-- Data for this task start --

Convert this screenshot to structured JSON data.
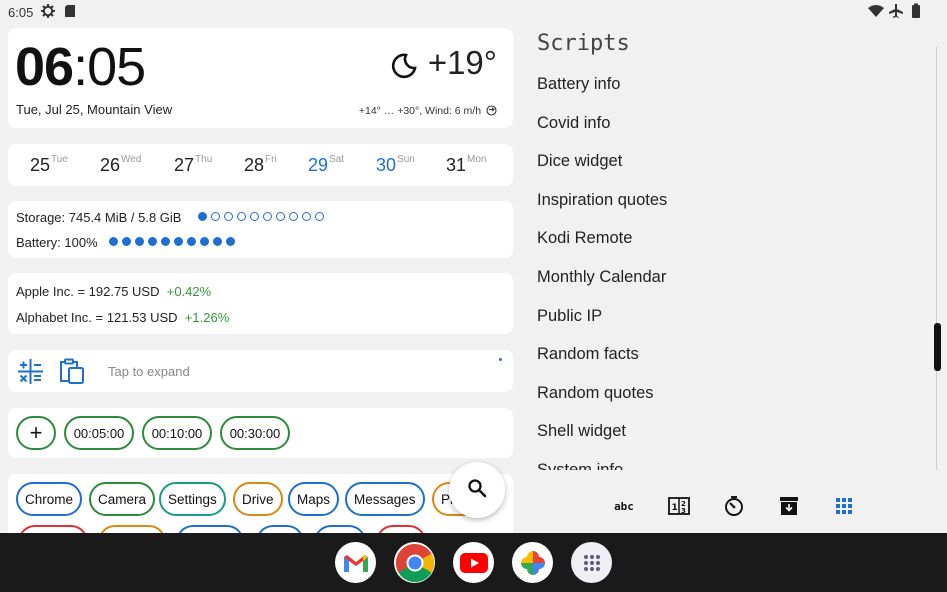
{
  "status_bar": {
    "time": "6:05"
  },
  "clock": {
    "hours": "06",
    "separator": ":",
    "minutes": "05",
    "date": "Tue, Jul 25, Mountain View",
    "temperature": "+19°",
    "weather_detail": "+14° … +30°, Wind: 6 m/h"
  },
  "calendar": {
    "days": [
      {
        "day": "25",
        "weekday": "Tue"
      },
      {
        "day": "26",
        "weekday": "Wed"
      },
      {
        "day": "27",
        "weekday": "Thu"
      },
      {
        "day": "28",
        "weekday": "Fri"
      },
      {
        "day": "29",
        "weekday": "Sat"
      },
      {
        "day": "30",
        "weekday": "Sun"
      },
      {
        "day": "31",
        "weekday": "Mon"
      }
    ]
  },
  "system": {
    "storage_label": "Storage: 745.4 MiB / 5.8 GiB",
    "storage_level": 0.1,
    "battery_label": "Battery: 100%",
    "battery_level": 1.0
  },
  "stocks": [
    {
      "name": "Apple Inc.",
      "eq": "=",
      "price": "192.75 USD",
      "change": "+0.42%"
    },
    {
      "name": "Alphabet Inc.",
      "eq": "=",
      "price": "121.53 USD",
      "change": "+1.26%"
    }
  ],
  "notes": {
    "placeholder": "Tap to expand"
  },
  "timers": {
    "add": "+",
    "items": [
      "00:05:00",
      "00:10:00",
      "00:30:00"
    ]
  },
  "apps": [
    {
      "label": "Chrome",
      "color": "#1e6fcf"
    },
    {
      "label": "Camera",
      "color": "#2e8b3a"
    },
    {
      "label": "Settings",
      "color": "#1a9a8a"
    },
    {
      "label": "Drive",
      "color": "#d98a12"
    },
    {
      "label": "Maps",
      "color": "#1e6fcf"
    },
    {
      "label": "Messages",
      "color": "#1e6fcf"
    },
    {
      "label": "Pl",
      "color": "#d98a12"
    }
  ],
  "scripts": {
    "title": "Scripts",
    "items": [
      "Battery info",
      "Covid info",
      "Dice widget",
      "Inspiration quotes",
      "Kodi Remote",
      "Monthly Calendar",
      "Public IP",
      "Random facts",
      "Random quotes",
      "Shell widget",
      "System info"
    ]
  },
  "bottom_bar": {
    "abc_label": "abc"
  },
  "colors": {
    "accent": "#1e6fcf",
    "positive": "#2e9a3a",
    "timer_border": "#2e8b3a"
  }
}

-- Data for this task end --

**Task**
Copy all the records above exactly, but leave out the pictures.

**Exercise solution**
Convert this screenshot to structured JSON data.
{
  "status_bar": {
    "time": "6:05"
  },
  "clock": {
    "hours": "06",
    "separator": ":",
    "minutes": "05",
    "date": "Tue, Jul 25, Mountain View",
    "temperature": "+19°",
    "weather_detail": "+14° … +30°, Wind: 6 m/h"
  },
  "calendar": {
    "days": [
      {
        "day": "25",
        "weekday": "Tue"
      },
      {
        "day": "26",
        "weekday": "Wed"
      },
      {
        "day": "27",
        "weekday": "Thu"
      },
      {
        "day": "28",
        "weekday": "Fri"
      },
      {
        "day": "29",
        "weekday": "Sat"
      },
      {
        "day": "30",
        "weekday": "Sun"
      },
      {
        "day": "31",
        "weekday": "Mon"
      }
    ]
  },
  "system": {
    "storage_label": "Storage: 745.4 MiB / 5.8 GiB",
    "storage_level": 0.1,
    "battery_label": "Battery: 100%",
    "battery_level": 1.0
  },
  "stocks": [
    {
      "name": "Apple Inc.",
      "eq": "=",
      "price": "192.75 USD",
      "change": "+0.42%"
    },
    {
      "name": "Alphabet Inc.",
      "eq": "=",
      "price": "121.53 USD",
      "change": "+1.26%"
    }
  ],
  "notes": {
    "placeholder": "Tap to expand"
  },
  "timers": {
    "add": "+",
    "items": [
      "00:05:00",
      "00:10:00",
      "00:30:00"
    ]
  },
  "apps": [
    {
      "label": "Chrome",
      "color": "#1e6fcf"
    },
    {
      "label": "Camera",
      "color": "#2e8b3a"
    },
    {
      "label": "Settings",
      "color": "#1a9a8a"
    },
    {
      "label": "Drive",
      "color": "#d98a12"
    },
    {
      "label": "Maps",
      "color": "#1e6fcf"
    },
    {
      "label": "Messages",
      "color": "#1e6fcf"
    },
    {
      "label": "Pl",
      "color": "#d98a12"
    }
  ],
  "scripts": {
    "title": "Scripts",
    "items": [
      "Battery info",
      "Covid info",
      "Dice widget",
      "Inspiration quotes",
      "Kodi Remote",
      "Monthly Calendar",
      "Public IP",
      "Random facts",
      "Random quotes",
      "Shell widget",
      "System info"
    ]
  },
  "bottom_bar": {
    "abc_label": "abc"
  },
  "colors": {
    "accent": "#1e6fcf",
    "positive": "#2e9a3a",
    "timer_border": "#2e8b3a"
  }
}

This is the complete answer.